STATED PROBLEM:
Output all lines exactly, with nothing added or dropped.

SUPPLIED ENTRIES:
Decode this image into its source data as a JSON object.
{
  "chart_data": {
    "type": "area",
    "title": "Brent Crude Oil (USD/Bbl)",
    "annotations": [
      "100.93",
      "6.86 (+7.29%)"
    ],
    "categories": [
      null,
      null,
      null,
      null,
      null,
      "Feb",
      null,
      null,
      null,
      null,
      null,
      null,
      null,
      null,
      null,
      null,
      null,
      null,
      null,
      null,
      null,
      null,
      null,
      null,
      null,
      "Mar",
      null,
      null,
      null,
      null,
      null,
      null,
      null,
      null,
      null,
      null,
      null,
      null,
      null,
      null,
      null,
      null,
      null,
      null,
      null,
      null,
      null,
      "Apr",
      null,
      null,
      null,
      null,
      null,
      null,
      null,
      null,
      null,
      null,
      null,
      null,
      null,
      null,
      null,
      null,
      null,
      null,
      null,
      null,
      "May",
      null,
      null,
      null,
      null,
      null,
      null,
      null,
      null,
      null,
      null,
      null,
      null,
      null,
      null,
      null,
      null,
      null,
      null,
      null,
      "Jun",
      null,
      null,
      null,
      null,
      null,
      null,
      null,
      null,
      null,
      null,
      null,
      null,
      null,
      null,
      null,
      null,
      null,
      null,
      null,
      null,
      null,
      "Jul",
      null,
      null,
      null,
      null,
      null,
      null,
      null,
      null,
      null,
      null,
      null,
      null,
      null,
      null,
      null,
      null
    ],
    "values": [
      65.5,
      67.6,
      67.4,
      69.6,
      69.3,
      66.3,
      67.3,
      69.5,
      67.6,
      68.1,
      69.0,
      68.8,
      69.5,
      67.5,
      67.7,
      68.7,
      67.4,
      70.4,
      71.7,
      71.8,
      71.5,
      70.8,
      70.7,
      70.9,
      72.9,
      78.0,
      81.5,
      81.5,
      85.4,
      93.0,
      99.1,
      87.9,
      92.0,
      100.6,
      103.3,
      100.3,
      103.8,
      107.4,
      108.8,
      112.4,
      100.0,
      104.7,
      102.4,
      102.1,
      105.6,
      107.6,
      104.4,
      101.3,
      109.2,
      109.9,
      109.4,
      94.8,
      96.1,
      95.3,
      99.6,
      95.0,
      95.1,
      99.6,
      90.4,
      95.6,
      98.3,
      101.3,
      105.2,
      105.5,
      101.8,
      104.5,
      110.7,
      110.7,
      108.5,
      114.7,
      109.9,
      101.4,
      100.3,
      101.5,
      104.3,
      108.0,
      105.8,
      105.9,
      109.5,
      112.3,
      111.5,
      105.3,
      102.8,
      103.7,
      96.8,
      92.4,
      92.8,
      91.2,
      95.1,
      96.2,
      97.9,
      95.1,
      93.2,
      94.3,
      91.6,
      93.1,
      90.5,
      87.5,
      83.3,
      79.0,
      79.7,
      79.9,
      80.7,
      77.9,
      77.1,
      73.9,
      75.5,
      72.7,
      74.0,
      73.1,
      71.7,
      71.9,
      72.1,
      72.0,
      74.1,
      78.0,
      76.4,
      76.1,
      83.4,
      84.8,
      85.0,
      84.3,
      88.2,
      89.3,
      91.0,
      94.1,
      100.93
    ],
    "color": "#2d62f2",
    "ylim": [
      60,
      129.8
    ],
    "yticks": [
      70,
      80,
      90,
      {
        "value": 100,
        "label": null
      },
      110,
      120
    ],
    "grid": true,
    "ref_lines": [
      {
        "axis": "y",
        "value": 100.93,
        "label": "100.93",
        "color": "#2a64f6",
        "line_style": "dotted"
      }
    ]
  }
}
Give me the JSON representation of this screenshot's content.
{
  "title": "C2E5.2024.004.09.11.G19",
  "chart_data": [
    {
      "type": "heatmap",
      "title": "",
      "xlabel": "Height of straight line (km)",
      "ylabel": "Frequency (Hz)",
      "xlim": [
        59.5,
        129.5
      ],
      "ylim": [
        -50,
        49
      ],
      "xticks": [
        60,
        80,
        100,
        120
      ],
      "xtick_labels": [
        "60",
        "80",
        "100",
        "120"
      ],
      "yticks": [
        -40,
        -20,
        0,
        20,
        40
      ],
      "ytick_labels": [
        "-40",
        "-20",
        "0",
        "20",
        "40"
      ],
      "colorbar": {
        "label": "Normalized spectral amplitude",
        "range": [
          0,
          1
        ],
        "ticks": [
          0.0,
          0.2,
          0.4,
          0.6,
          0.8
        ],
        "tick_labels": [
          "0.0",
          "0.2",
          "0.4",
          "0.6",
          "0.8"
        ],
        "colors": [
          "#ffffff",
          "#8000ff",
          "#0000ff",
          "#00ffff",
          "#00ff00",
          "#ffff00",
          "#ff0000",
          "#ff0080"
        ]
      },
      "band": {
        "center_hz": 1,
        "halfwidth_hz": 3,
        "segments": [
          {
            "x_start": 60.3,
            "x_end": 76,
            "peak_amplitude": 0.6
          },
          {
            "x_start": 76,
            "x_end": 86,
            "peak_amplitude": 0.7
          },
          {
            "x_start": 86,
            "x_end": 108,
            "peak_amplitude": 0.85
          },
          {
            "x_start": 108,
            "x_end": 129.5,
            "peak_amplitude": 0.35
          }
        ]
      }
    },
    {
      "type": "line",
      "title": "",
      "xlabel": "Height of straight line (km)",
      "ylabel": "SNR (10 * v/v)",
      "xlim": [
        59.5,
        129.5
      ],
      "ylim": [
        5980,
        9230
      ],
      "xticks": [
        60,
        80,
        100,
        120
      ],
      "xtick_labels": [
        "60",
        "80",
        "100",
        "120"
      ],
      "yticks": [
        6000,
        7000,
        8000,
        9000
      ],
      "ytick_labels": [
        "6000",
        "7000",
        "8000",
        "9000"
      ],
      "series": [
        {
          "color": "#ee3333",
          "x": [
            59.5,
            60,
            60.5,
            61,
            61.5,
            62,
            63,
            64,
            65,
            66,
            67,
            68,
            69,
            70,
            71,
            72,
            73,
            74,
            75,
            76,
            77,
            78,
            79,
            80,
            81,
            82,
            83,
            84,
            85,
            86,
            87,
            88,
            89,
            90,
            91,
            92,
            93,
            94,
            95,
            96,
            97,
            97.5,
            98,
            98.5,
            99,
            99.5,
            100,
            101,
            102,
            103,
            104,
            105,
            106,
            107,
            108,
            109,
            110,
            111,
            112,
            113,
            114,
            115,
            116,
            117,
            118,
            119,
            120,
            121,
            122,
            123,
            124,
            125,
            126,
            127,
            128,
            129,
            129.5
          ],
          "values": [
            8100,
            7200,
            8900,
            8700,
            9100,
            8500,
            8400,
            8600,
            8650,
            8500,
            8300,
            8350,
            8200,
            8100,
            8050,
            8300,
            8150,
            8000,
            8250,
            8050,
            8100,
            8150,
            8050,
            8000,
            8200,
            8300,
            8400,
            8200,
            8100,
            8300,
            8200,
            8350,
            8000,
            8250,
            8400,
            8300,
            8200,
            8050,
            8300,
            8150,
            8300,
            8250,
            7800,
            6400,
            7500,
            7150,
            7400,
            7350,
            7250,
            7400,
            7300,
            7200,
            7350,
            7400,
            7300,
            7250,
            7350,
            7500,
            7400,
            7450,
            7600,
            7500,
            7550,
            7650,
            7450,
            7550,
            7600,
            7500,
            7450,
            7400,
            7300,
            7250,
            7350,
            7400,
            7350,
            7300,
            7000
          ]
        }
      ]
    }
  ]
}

EXPECTED OUTPUT:
Decode this image into its source data as a JSON object.
{
  "chart_data": {
    "type": "area",
    "title": "Brent Crude Oil (USD/Bbl)",
    "annotations": [
      "100.93",
      "6.86 (+7.29%)"
    ],
    "categories": [
      null,
      null,
      null,
      null,
      null,
      "Feb",
      null,
      null,
      null,
      null,
      null,
      null,
      null,
      null,
      null,
      null,
      null,
      null,
      null,
      null,
      null,
      null,
      null,
      null,
      null,
      "Mar",
      null,
      null,
      null,
      null,
      null,
      null,
      null,
      null,
      null,
      null,
      null,
      null,
      null,
      null,
      null,
      null,
      null,
      null,
      null,
      null,
      null,
      "Apr",
      null,
      null,
      null,
      null,
      null,
      null,
      null,
      null,
      null,
      null,
      null,
      null,
      null,
      null,
      null,
      null,
      null,
      null,
      null,
      null,
      "May",
      null,
      null,
      null,
      null,
      null,
      null,
      null,
      null,
      null,
      null,
      null,
      null,
      null,
      null,
      null,
      null,
      null,
      null,
      null,
      "Jun",
      null,
      null,
      null,
      null,
      null,
      null,
      null,
      null,
      null,
      null,
      null,
      null,
      null,
      null,
      null,
      null,
      null,
      null,
      null,
      null,
      null,
      "Jul",
      null,
      null,
      null,
      null,
      null,
      null,
      null,
      null,
      null,
      null,
      null,
      null,
      null,
      null,
      null,
      null
    ],
    "values": [
      65.5,
      67.6,
      67.4,
      69.6,
      69.3,
      66.3,
      67.3,
      69.5,
      67.6,
      68.1,
      69.0,
      68.8,
      69.5,
      67.5,
      67.7,
      68.7,
      67.4,
      70.4,
      71.7,
      71.8,
      71.5,
      70.8,
      70.7,
      70.9,
      72.9,
      78.0,
      81.5,
      81.5,
      85.4,
      93.0,
      99.1,
      87.9,
      92.0,
      100.6,
      103.3,
      100.3,
      103.8,
      107.4,
      108.8,
      112.4,
      100.0,
      104.7,
      102.4,
      102.1,
      105.6,
      107.6,
      104.4,
      101.3,
      109.2,
      109.9,
      109.4,
      94.8,
      96.1,
      95.3,
      99.6,
      95.0,
      95.1,
      99.6,
      90.4,
      95.6,
      98.3,
      101.3,
      105.2,
      105.5,
      101.8,
      104.5,
      110.7,
      110.7,
      108.5,
      114.7,
      109.9,
      101.4,
      100.3,
      101.5,
      104.3,
      108.0,
      105.8,
      105.9,
      109.5,
      112.3,
      111.5,
      105.3,
      102.8,
      103.7,
      96.8,
      92.4,
      92.8,
      91.2,
      95.1,
      96.2,
      97.9,
      95.1,
      93.2,
      94.3,
      91.6,
      93.1,
      90.5,
      87.5,
      83.3,
      79.0,
      79.7,
      79.9,
      80.7,
      77.9,
      77.1,
      73.9,
      75.5,
      72.7,
      74.0,
      73.1,
      71.7,
      71.9,
      72.1,
      72.0,
      74.1,
      78.0,
      76.4,
      76.1,
      83.4,
      84.8,
      85.0,
      84.3,
      88.2,
      89.3,
      91.0,
      94.1,
      100.93
    ],
    "color": "#2d62f2",
    "ylim": [
      60,
      129.8
    ],
    "yticks": [
      70,
      80,
      90,
      {
        "value": 100,
        "label": null
      },
      110,
      120
    ],
    "grid": true,
    "ref_lines": [
      {
        "axis": "y",
        "value": 100.93,
        "label": "100.93",
        "color": "#2a64f6",
        "line_style": "dotted"
      }
    ]
  }
}
Give me the JSON representation of this screenshot's content.
{
  "title": "C2E5.2024.004.09.11.G19",
  "chart_data": [
    {
      "type": "heatmap",
      "title": "",
      "xlabel": "Height of straight line (km)",
      "ylabel": "Frequency (Hz)",
      "xlim": [
        59.5,
        129.5
      ],
      "ylim": [
        -50,
        49
      ],
      "xticks": [
        60,
        80,
        100,
        120
      ],
      "xtick_labels": [
        "60",
        "80",
        "100",
        "120"
      ],
      "yticks": [
        -40,
        -20,
        0,
        20,
        40
      ],
      "ytick_labels": [
        "-40",
        "-20",
        "0",
        "20",
        "40"
      ],
      "colorbar": {
        "label": "Normalized spectral amplitude",
        "range": [
          0,
          1
        ],
        "ticks": [
          0.0,
          0.2,
          0.4,
          0.6,
          0.8
        ],
        "tick_labels": [
          "0.0",
          "0.2",
          "0.4",
          "0.6",
          "0.8"
        ],
        "colors": [
          "#ffffff",
          "#8000ff",
          "#0000ff",
          "#00ffff",
          "#00ff00",
          "#ffff00",
          "#ff0000",
          "#ff0080"
        ]
      },
      "band": {
        "center_hz": 1,
        "halfwidth_hz": 3,
        "segments": [
          {
            "x_start": 60.3,
            "x_end": 76,
            "peak_amplitude": 0.6
          },
          {
            "x_start": 76,
            "x_end": 86,
            "peak_amplitude": 0.7
          },
          {
            "x_start": 86,
            "x_end": 108,
            "peak_amplitude": 0.85
          },
          {
            "x_start": 108,
            "x_end": 129.5,
            "peak_amplitude": 0.35
          }
        ]
      }
    },
    {
      "type": "line",
      "title": "",
      "xlabel": "Height of straight line (km)",
      "ylabel": "SNR (10 * v/v)",
      "xlim": [
        59.5,
        129.5
      ],
      "ylim": [
        5980,
        9230
      ],
      "xticks": [
        60,
        80,
        100,
        120
      ],
      "xtick_labels": [
        "60",
        "80",
        "100",
        "120"
      ],
      "yticks": [
        6000,
        7000,
        8000,
        9000
      ],
      "ytick_labels": [
        "6000",
        "7000",
        "8000",
        "9000"
      ],
      "series": [
        {
          "color": "#ee3333",
          "x": [
            59.5,
            60,
            60.5,
            61,
            61.5,
            62,
            63,
            64,
            65,
            66,
            67,
            68,
            69,
            70,
            71,
            72,
            73,
            74,
            75,
            76,
            77,
            78,
            79,
            80,
            81,
            82,
            83,
            84,
            85,
            86,
            87,
            88,
            89,
            90,
            91,
            92,
            93,
            94,
            95,
            96,
            97,
            97.5,
            98,
            98.5,
            99,
            99.5,
            100,
            101,
            102,
            103,
            104,
            105,
            106,
            107,
            108,
            109,
            110,
            111,
            112,
            113,
            114,
            115,
            116,
            117,
            118,
            119,
            120,
            121,
            122,
            123,
            124,
            125,
            126,
            127,
            128,
            129,
            129.5
          ],
          "values": [
            8100,
            7200,
            8900,
            8700,
            9100,
            8500,
            8400,
            8600,
            8650,
            8500,
            8300,
            8350,
            8200,
            8100,
            8050,
            8300,
            8150,
            8000,
            8250,
            8050,
            8100,
            8150,
            8050,
            8000,
            8200,
            8300,
            8400,
            8200,
            8100,
            8300,
            8200,
            8350,
            8000,
            8250,
            8400,
            8300,
            8200,
            8050,
            8300,
            8150,
            8300,
            8250,
            7800,
            6400,
            7500,
            7150,
            7400,
            7350,
            7250,
            7400,
            7300,
            7200,
            7350,
            7400,
            7300,
            7250,
            7350,
            7500,
            7400,
            7450,
            7600,
            7500,
            7550,
            7650,
            7450,
            7550,
            7600,
            7500,
            7450,
            7400,
            7300,
            7250,
            7350,
            7400,
            7350,
            7300,
            7000
          ]
        }
      ]
    }
  ]
}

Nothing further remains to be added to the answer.